RECORDS PROVIDED:
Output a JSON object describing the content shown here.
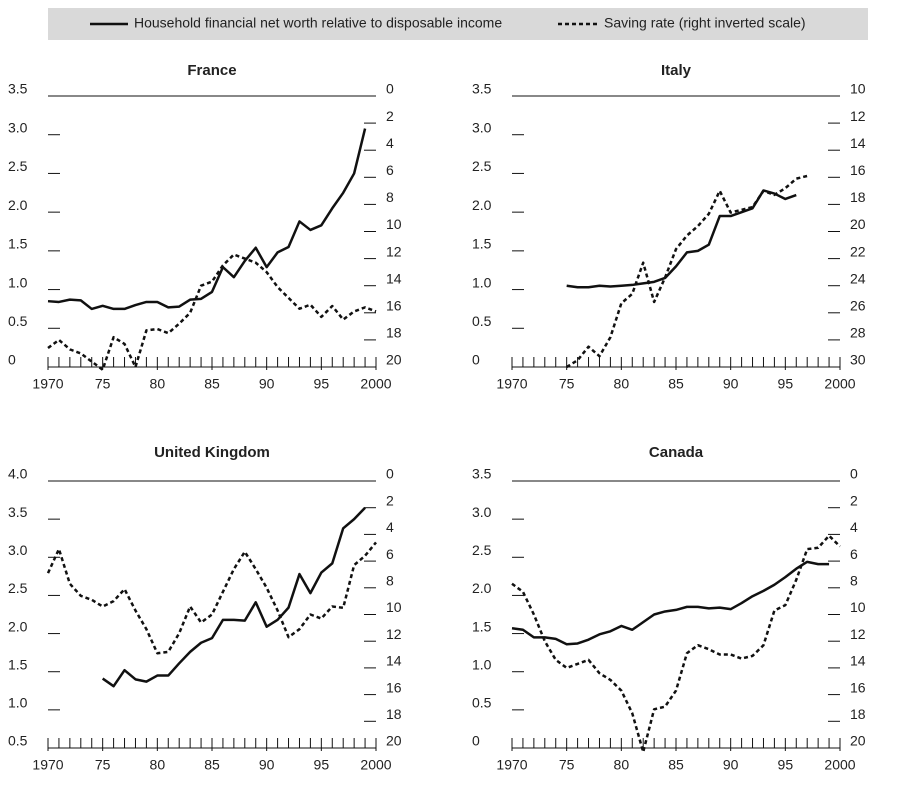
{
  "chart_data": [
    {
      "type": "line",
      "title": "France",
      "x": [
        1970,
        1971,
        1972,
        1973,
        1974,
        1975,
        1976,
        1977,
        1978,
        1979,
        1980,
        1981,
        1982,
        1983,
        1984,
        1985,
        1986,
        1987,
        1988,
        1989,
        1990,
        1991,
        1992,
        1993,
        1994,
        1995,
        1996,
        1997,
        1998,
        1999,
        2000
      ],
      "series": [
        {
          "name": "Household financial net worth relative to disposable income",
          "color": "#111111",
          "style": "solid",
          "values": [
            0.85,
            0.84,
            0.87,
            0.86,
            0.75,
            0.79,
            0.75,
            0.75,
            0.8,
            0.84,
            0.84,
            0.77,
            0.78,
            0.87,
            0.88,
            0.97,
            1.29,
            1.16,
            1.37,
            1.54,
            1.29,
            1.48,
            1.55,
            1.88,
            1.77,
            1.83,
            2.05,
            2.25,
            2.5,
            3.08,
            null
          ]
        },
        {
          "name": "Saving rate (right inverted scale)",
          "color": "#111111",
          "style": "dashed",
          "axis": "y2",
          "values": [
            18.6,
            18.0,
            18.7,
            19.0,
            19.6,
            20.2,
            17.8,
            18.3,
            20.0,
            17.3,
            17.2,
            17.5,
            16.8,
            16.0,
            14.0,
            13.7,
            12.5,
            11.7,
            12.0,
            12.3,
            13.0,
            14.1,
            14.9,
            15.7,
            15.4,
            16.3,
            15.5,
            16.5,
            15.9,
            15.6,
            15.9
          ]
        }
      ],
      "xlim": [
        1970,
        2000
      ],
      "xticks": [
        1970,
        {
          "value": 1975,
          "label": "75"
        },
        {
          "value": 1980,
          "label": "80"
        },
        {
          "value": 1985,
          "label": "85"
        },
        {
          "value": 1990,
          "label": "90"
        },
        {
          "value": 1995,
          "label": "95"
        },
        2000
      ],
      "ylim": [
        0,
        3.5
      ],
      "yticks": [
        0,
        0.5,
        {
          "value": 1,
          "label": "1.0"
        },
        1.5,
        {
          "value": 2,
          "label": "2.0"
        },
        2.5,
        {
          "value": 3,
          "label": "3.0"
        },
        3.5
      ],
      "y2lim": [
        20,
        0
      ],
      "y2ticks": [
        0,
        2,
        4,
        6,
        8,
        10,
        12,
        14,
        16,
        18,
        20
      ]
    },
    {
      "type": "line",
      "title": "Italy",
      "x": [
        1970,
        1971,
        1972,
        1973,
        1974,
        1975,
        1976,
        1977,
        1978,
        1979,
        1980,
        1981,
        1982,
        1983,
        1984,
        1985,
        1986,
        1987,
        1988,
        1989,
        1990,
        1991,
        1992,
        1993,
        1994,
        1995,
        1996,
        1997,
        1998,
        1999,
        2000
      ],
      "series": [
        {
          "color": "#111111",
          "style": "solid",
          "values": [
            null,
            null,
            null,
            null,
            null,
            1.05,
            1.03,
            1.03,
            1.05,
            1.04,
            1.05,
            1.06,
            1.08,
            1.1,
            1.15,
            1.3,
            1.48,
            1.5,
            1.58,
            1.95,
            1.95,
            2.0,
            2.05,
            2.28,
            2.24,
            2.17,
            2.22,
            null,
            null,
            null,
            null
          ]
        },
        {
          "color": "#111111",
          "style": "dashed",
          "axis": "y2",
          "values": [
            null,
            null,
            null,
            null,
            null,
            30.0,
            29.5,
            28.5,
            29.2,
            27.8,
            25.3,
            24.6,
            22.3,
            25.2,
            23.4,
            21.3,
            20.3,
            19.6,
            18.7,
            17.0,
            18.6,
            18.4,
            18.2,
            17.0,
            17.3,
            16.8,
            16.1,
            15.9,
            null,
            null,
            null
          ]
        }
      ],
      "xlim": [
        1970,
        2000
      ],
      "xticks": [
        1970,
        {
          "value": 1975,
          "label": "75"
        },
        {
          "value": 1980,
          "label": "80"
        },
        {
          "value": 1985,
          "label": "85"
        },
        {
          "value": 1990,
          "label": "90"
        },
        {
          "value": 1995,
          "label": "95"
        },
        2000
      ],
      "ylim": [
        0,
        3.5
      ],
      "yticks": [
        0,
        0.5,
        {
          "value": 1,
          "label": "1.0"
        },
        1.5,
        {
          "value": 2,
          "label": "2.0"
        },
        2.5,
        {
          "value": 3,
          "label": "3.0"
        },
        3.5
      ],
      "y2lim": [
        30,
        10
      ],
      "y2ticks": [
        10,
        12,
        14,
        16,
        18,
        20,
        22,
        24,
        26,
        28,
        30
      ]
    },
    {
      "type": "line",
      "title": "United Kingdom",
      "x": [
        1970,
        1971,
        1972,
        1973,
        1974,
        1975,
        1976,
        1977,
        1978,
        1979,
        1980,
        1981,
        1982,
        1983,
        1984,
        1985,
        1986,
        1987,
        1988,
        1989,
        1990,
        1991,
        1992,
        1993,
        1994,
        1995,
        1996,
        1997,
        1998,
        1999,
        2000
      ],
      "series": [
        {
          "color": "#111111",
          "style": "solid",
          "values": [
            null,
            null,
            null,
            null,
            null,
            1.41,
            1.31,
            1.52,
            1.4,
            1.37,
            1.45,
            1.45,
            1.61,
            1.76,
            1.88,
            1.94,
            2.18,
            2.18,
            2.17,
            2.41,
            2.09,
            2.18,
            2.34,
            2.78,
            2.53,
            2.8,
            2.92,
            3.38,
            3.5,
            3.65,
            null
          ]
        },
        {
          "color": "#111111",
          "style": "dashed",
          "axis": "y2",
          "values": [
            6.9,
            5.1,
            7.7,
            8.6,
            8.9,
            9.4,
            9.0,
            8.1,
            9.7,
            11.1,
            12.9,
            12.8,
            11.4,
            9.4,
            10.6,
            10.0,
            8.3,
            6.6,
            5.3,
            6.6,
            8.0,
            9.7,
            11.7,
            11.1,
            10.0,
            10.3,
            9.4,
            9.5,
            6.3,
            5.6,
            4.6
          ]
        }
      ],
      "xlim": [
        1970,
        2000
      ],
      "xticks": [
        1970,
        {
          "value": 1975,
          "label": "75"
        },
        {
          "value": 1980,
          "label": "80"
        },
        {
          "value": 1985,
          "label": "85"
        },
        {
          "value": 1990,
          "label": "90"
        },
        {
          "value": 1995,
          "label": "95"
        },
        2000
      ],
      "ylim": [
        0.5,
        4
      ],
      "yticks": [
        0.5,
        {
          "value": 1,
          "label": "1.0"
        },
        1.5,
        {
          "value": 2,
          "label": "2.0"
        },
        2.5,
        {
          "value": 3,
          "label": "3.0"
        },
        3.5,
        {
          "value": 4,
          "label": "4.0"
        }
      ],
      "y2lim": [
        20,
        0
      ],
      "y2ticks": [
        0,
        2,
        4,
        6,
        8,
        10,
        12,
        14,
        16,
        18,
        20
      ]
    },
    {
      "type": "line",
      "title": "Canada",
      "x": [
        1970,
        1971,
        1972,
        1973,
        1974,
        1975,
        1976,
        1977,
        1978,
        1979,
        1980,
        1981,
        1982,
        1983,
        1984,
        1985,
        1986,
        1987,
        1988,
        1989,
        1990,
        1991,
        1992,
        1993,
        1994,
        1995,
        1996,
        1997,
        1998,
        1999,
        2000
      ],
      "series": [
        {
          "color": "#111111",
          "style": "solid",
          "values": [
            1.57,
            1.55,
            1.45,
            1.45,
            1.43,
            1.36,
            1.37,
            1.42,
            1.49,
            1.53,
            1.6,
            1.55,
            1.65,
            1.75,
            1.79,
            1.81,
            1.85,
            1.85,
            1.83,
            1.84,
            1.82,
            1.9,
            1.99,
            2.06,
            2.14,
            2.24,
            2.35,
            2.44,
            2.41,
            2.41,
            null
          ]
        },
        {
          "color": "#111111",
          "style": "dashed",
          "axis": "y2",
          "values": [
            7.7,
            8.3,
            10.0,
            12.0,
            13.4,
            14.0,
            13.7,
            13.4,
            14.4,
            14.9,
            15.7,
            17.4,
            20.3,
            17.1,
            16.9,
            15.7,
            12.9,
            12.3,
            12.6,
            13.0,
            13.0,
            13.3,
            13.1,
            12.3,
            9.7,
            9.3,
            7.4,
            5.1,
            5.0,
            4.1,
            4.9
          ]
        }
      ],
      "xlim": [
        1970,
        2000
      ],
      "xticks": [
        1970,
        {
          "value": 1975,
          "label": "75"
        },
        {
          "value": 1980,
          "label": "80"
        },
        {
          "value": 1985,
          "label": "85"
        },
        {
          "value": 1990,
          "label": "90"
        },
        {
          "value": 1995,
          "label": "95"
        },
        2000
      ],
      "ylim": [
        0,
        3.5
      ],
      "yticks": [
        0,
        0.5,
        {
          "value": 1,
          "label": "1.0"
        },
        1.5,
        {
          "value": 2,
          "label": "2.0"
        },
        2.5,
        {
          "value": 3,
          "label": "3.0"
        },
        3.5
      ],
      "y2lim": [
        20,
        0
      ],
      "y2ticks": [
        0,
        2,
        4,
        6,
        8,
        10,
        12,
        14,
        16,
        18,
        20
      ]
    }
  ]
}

TASK TO COMPLETE:
In the entries above, how many lines contain the word "name"? Answer with the number only.

RESULT:
2